- EXERCISE OBJECTIVE
Report the count of lines where the string "logic" appears, and nothing else.

- EXTRACTED DATA
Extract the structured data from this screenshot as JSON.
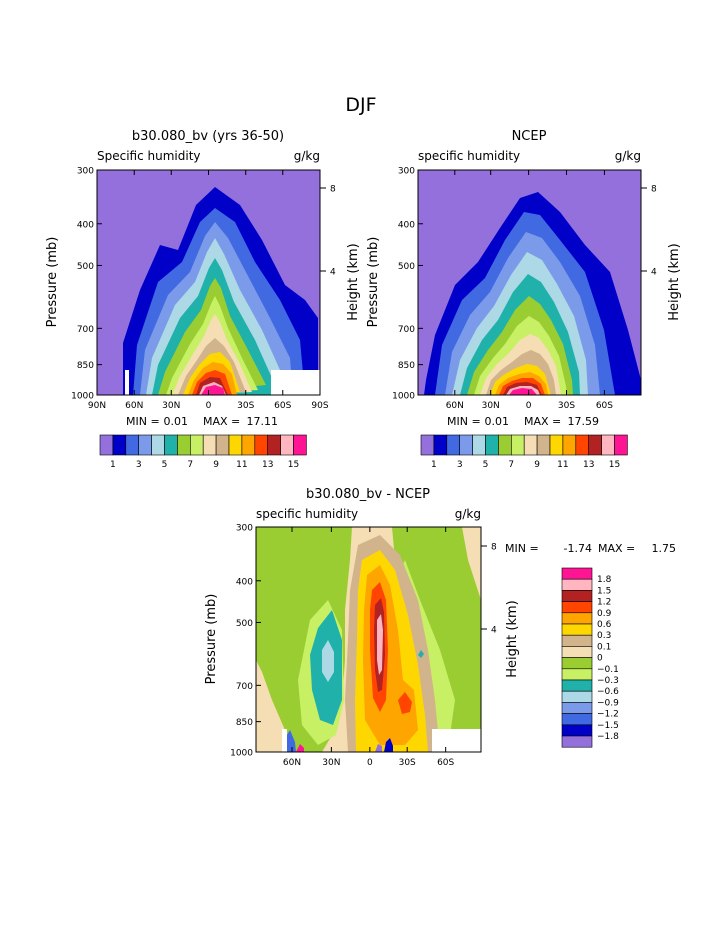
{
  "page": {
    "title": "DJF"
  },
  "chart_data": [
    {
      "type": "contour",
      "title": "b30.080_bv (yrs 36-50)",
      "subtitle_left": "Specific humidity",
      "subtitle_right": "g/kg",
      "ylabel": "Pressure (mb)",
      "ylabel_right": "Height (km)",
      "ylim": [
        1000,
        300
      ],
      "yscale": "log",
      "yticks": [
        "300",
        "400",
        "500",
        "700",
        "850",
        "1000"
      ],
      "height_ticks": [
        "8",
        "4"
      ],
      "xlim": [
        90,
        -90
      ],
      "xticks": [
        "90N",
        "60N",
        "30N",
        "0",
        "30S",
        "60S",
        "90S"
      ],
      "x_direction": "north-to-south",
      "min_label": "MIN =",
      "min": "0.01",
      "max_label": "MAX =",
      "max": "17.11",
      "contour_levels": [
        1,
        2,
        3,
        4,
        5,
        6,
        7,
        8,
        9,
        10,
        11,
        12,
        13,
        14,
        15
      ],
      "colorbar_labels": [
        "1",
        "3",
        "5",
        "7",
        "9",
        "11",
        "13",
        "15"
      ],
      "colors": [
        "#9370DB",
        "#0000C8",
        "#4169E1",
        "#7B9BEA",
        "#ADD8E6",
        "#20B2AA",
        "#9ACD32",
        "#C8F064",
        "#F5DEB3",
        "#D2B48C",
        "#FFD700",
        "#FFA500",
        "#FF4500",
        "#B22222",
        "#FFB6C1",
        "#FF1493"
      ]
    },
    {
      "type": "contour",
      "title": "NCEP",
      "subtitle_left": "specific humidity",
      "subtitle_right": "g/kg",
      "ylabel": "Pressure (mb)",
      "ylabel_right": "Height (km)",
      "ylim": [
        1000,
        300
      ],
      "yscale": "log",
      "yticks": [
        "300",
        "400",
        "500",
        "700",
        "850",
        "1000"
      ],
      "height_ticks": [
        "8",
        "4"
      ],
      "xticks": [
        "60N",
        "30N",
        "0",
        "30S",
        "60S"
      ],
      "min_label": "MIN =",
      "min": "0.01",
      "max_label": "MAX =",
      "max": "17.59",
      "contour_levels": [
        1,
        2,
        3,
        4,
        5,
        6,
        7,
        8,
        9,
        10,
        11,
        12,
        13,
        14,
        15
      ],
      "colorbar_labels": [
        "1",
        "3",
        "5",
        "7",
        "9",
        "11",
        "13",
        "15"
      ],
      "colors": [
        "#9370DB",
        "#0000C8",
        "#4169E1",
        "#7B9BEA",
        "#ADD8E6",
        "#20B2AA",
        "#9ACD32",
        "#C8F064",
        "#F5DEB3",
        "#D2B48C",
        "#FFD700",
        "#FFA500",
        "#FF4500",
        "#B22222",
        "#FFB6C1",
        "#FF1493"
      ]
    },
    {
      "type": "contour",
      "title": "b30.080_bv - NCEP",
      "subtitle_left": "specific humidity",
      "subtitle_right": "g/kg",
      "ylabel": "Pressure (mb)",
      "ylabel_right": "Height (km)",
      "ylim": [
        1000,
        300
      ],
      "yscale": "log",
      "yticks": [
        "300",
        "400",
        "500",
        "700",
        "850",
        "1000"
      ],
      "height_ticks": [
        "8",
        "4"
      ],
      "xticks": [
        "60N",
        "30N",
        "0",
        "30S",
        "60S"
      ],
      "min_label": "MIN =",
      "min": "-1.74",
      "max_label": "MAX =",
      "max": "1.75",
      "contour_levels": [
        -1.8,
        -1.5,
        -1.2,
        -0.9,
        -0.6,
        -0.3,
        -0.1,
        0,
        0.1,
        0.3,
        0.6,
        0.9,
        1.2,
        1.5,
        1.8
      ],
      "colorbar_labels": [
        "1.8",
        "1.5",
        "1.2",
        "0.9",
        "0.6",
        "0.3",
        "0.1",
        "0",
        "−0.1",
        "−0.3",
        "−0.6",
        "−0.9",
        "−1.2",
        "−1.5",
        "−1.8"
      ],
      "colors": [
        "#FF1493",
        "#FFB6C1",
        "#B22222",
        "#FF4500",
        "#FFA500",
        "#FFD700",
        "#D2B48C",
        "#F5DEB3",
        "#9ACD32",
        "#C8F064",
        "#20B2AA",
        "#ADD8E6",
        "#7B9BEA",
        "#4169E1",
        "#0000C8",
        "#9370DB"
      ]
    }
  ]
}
--
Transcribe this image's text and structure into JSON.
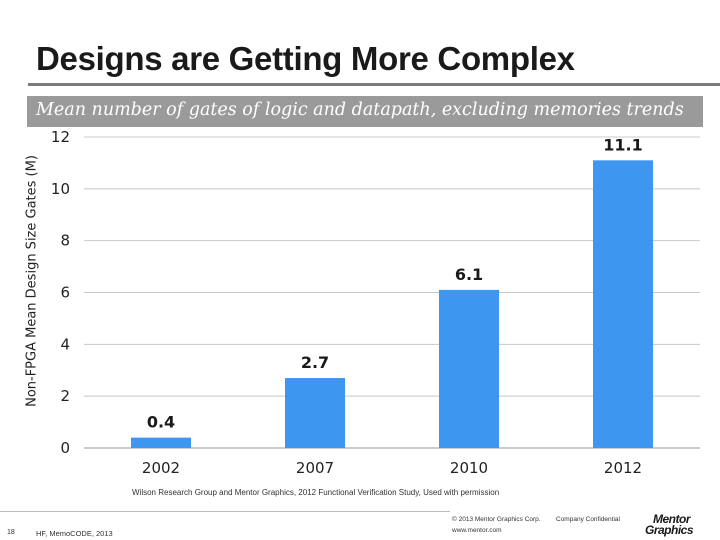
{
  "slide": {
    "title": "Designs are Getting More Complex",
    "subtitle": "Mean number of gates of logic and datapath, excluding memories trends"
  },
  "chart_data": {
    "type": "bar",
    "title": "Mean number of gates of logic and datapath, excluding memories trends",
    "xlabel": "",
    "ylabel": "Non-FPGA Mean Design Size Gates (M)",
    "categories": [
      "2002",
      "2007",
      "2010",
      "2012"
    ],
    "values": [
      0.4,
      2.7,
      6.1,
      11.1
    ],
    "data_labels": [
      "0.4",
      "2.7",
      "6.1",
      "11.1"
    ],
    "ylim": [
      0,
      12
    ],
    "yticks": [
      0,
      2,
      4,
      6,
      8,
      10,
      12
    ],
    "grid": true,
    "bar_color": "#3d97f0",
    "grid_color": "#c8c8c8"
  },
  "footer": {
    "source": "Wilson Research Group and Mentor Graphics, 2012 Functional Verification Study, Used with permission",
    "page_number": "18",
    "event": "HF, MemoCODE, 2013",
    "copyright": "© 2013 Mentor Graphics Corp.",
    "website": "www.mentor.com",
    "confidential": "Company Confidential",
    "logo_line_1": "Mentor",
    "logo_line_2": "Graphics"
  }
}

- EXERCISE OUTPUT
2